**Material for this exercise**

•••

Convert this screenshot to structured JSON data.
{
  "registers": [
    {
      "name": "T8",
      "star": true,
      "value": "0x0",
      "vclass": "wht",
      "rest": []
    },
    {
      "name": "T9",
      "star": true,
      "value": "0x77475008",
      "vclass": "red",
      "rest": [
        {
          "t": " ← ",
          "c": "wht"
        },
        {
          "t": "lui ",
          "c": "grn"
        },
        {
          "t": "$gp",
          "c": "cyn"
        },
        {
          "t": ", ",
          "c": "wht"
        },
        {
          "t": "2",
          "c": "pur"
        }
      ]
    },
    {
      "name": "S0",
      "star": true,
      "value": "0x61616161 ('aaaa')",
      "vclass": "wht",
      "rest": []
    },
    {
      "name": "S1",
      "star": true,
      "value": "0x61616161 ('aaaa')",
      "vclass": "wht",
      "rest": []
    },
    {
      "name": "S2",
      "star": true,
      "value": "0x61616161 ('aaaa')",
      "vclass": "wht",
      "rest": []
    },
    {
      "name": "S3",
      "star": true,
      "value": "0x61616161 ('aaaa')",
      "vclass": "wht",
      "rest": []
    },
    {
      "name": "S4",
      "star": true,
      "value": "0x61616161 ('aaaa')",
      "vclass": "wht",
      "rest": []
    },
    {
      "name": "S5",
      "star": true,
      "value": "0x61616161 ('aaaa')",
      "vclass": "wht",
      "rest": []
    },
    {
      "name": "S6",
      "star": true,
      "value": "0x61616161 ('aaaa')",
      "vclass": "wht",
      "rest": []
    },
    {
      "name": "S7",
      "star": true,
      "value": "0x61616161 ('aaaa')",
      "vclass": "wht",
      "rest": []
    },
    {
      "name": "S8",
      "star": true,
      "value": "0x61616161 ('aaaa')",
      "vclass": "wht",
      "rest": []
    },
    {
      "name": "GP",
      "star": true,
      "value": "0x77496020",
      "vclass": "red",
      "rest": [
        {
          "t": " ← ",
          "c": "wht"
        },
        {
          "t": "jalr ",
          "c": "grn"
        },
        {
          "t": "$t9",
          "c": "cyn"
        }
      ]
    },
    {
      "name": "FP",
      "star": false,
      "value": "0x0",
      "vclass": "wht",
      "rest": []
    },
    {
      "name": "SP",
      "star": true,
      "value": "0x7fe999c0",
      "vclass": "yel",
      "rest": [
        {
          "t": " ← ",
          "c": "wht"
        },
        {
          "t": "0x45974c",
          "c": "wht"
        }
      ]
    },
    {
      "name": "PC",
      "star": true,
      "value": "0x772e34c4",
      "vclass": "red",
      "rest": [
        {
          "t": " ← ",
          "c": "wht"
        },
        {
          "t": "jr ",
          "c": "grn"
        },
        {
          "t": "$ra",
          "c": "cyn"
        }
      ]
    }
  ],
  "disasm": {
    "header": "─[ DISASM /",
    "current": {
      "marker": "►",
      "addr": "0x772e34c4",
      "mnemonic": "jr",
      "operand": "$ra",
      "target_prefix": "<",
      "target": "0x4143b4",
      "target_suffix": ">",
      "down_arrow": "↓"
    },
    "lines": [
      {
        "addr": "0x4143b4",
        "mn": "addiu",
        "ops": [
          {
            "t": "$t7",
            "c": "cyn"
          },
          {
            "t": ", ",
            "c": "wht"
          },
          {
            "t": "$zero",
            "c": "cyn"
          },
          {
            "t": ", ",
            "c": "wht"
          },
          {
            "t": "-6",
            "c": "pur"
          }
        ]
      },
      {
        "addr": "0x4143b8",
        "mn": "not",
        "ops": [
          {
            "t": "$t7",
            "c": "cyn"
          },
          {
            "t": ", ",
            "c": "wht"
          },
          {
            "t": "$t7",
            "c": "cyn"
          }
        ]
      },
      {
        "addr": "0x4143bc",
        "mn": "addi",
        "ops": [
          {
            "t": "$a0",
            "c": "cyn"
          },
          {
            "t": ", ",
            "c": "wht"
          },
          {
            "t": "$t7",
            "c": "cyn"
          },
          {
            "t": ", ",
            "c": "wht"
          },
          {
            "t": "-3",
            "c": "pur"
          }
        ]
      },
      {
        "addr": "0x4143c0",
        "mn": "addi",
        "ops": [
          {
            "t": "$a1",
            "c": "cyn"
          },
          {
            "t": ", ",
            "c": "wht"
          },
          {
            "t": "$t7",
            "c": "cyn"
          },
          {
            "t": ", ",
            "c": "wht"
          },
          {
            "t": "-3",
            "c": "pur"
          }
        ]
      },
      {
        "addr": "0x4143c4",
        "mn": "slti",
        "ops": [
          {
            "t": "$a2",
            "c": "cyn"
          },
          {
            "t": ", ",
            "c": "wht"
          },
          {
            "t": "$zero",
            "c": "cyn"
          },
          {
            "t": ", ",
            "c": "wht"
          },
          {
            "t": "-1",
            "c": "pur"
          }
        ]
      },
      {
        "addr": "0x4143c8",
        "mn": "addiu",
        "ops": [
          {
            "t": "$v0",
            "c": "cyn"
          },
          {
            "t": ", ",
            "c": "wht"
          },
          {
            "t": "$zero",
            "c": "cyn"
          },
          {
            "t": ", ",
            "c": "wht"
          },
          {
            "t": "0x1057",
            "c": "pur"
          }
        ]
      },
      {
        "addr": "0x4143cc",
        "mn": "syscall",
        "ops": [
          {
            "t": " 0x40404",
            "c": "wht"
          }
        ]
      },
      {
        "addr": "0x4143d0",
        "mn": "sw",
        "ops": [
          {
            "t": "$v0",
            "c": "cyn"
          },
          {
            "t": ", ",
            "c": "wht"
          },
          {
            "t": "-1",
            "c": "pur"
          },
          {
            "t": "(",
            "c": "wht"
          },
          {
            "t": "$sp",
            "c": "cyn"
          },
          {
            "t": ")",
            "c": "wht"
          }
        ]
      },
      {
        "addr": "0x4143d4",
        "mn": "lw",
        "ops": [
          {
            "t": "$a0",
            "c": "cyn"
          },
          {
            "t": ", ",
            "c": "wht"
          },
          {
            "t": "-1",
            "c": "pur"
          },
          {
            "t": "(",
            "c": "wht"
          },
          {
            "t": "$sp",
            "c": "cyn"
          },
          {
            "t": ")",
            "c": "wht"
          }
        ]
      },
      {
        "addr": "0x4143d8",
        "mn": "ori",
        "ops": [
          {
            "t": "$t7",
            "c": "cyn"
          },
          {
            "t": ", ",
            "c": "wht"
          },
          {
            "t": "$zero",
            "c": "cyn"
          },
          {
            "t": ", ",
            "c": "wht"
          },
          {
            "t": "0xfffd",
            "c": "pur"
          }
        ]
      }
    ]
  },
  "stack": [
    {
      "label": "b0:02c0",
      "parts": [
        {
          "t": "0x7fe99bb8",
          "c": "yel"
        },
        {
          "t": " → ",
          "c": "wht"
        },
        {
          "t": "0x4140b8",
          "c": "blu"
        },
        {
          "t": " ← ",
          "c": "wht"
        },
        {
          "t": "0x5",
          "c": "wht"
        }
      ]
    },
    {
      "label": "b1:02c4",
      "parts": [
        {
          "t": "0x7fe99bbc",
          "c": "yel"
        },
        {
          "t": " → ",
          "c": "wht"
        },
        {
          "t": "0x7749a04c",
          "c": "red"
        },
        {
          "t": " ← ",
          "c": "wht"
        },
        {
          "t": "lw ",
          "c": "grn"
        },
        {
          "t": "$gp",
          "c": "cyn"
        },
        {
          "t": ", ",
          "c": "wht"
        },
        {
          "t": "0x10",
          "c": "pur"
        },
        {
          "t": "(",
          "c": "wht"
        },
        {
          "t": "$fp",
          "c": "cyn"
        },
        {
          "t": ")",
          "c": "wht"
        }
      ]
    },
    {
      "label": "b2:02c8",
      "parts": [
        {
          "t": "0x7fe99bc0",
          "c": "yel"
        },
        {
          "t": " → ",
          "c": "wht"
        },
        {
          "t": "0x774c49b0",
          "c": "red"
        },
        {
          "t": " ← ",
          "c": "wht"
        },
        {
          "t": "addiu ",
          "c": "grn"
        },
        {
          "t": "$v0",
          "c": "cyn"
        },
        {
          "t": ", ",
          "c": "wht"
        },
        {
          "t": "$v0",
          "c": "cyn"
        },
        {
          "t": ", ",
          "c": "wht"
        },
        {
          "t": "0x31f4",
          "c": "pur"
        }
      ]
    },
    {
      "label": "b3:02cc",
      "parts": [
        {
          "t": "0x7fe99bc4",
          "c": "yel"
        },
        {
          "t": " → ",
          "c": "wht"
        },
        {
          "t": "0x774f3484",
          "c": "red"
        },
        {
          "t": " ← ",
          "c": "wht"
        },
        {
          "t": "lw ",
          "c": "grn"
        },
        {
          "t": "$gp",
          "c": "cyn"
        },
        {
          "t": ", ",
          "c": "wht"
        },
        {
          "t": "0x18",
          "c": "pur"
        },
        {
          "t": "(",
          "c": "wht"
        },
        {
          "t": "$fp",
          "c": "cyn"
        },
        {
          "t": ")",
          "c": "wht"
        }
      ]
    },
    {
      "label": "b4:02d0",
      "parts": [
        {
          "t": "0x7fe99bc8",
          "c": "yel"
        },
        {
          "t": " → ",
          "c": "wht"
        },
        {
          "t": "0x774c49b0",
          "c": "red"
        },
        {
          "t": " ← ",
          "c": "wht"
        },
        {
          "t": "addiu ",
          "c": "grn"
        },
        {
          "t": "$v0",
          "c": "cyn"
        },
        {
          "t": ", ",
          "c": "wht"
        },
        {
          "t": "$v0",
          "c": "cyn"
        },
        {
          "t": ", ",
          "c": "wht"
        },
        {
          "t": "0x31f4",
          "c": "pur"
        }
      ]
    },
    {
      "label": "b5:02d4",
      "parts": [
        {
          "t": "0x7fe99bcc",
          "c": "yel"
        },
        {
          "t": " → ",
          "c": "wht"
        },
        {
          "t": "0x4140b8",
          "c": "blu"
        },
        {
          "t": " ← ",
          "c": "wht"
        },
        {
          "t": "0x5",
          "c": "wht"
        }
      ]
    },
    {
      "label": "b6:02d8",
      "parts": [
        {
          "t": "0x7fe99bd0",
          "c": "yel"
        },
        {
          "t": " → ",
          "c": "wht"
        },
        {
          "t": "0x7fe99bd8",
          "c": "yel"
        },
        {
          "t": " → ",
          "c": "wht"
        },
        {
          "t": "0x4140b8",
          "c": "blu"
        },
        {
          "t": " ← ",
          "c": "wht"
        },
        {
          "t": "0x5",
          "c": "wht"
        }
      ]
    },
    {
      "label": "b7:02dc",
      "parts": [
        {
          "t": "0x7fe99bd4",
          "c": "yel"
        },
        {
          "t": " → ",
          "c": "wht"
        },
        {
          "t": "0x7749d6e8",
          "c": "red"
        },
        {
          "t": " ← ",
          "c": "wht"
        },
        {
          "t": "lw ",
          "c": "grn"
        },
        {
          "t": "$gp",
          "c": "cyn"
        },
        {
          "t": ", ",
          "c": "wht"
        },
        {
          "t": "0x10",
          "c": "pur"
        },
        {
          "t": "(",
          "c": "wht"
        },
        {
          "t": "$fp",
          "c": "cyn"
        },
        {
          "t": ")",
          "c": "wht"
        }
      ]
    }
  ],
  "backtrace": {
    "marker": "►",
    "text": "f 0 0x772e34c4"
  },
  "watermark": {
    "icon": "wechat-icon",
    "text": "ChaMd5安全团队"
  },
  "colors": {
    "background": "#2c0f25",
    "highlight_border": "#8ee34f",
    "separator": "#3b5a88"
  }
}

•••

**Task**
Return every line in the listing that contains the word "addr".

**Answer to the problem**
      "addr": "0x772e34c4",
        "addr": "0x4143b4",
        "addr": "0x4143b8",
        "addr": "0x4143bc",
        "addr": "0x4143c0",
        "addr": "0x4143c4",
        "addr": "0x4143c8",
        "addr": "0x4143cc",
        "addr": "0x4143d0",
        "addr": "0x4143d4",
        "addr": "0x4143d8",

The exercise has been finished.